--- Begin ---
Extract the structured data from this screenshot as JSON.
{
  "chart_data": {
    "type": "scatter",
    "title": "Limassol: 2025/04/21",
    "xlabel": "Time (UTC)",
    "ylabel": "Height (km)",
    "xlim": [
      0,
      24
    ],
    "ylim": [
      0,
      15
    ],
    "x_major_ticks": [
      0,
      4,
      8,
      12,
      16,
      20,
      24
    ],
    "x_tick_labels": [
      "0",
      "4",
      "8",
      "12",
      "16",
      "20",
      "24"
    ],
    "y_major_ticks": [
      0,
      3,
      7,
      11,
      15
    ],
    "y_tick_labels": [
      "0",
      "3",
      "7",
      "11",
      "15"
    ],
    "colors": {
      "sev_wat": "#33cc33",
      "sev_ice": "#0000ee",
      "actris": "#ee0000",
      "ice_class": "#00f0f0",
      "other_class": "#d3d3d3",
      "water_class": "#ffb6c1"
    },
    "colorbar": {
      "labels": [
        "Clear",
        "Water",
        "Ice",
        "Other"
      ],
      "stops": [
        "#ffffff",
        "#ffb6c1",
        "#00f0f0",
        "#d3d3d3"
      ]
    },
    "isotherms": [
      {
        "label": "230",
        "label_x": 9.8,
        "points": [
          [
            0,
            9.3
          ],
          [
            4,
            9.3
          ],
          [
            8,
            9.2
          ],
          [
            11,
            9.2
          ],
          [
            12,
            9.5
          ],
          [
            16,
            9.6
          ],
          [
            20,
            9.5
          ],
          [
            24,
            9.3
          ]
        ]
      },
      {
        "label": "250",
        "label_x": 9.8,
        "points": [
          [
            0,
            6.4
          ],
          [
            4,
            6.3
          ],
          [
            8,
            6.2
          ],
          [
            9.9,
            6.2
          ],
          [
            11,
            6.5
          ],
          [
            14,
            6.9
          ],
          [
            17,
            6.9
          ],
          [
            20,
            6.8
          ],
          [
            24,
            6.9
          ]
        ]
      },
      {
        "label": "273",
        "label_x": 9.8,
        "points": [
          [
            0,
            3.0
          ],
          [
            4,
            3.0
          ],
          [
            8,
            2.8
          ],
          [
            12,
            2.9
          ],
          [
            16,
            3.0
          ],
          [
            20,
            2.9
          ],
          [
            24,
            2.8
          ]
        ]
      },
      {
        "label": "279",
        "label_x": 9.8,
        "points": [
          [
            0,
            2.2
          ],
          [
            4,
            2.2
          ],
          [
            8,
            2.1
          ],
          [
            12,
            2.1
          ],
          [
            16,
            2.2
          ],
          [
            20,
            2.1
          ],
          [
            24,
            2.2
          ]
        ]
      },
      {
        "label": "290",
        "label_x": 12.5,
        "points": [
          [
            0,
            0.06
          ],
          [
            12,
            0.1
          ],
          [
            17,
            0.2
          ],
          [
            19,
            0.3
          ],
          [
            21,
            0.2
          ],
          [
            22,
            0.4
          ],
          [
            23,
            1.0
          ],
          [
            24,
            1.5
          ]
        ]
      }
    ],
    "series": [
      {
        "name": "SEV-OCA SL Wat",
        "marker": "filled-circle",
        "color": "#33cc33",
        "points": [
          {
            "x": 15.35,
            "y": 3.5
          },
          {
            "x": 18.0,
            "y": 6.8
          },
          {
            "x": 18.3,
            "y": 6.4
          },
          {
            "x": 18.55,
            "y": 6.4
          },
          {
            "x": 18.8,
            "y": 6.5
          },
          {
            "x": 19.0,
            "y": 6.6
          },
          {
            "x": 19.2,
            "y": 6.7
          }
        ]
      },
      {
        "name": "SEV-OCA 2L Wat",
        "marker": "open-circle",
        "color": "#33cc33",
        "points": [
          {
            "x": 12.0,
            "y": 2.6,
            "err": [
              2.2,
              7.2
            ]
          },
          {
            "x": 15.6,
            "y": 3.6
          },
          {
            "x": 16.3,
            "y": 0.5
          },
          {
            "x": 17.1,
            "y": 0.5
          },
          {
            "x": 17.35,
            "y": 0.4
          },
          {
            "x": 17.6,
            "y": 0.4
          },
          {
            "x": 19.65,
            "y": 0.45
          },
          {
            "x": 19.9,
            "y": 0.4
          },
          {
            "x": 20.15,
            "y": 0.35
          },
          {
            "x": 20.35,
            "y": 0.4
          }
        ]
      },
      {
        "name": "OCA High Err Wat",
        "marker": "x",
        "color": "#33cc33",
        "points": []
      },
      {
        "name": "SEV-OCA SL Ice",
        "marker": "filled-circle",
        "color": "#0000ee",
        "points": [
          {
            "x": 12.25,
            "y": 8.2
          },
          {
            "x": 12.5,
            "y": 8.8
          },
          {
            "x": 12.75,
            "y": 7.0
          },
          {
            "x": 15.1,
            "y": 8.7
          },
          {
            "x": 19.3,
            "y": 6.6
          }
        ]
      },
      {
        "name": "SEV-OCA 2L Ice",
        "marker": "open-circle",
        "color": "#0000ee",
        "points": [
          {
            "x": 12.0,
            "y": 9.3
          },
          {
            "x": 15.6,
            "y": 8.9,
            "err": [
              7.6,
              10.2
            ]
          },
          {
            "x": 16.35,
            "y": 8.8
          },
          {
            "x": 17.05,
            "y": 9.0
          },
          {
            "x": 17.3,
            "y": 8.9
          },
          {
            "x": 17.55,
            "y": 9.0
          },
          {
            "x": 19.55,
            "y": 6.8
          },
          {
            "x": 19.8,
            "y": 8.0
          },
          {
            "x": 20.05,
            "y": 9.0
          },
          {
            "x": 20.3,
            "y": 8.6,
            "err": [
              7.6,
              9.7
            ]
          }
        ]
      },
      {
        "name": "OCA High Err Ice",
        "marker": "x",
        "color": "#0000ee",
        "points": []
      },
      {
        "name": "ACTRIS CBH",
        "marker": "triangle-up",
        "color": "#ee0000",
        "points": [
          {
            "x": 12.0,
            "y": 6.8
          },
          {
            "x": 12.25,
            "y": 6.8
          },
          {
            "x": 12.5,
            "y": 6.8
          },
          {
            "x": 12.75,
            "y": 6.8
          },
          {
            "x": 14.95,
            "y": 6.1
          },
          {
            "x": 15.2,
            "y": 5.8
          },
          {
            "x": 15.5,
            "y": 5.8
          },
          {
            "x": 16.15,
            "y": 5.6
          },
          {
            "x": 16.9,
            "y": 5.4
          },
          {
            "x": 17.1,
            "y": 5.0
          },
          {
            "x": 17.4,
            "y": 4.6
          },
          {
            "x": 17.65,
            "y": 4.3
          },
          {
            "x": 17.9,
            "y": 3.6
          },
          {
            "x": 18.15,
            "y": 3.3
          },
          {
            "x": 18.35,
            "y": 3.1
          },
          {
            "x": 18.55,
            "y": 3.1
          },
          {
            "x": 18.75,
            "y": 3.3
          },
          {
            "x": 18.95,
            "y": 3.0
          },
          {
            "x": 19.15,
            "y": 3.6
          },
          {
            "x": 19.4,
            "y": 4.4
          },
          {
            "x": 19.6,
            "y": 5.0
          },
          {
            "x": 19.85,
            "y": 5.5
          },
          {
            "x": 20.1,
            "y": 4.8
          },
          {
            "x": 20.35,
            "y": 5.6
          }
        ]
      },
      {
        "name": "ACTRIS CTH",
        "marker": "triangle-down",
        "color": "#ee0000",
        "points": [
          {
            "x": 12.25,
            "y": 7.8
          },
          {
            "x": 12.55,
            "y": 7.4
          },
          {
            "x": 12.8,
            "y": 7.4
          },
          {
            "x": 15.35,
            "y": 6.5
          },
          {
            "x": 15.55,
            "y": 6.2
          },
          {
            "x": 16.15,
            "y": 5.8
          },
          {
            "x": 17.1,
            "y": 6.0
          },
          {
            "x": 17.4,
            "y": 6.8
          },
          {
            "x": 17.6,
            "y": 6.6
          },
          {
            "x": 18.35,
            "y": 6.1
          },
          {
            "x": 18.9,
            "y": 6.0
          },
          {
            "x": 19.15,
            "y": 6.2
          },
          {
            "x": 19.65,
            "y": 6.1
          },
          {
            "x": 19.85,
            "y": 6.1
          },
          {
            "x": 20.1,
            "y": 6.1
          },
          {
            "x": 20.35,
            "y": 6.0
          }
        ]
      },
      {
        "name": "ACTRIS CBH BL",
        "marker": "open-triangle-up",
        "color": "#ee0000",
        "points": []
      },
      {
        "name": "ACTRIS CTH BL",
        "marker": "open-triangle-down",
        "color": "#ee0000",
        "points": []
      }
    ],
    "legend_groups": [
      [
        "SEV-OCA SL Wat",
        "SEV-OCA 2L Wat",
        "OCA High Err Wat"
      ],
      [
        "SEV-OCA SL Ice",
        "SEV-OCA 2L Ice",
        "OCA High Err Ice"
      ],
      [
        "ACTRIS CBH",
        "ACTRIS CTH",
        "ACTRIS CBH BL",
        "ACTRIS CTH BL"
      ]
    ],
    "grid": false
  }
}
--- End ---
◆ DESCRIPTION OF THE TASK ◆
Extract each line from the listing that holds the word "High".

◆ EXERCISE RESULT ◆
        "name": "OCA High Err Wat",
        "name": "OCA High Err Ice",
        "OCA High Err Wat"
        "OCA High Err Ice"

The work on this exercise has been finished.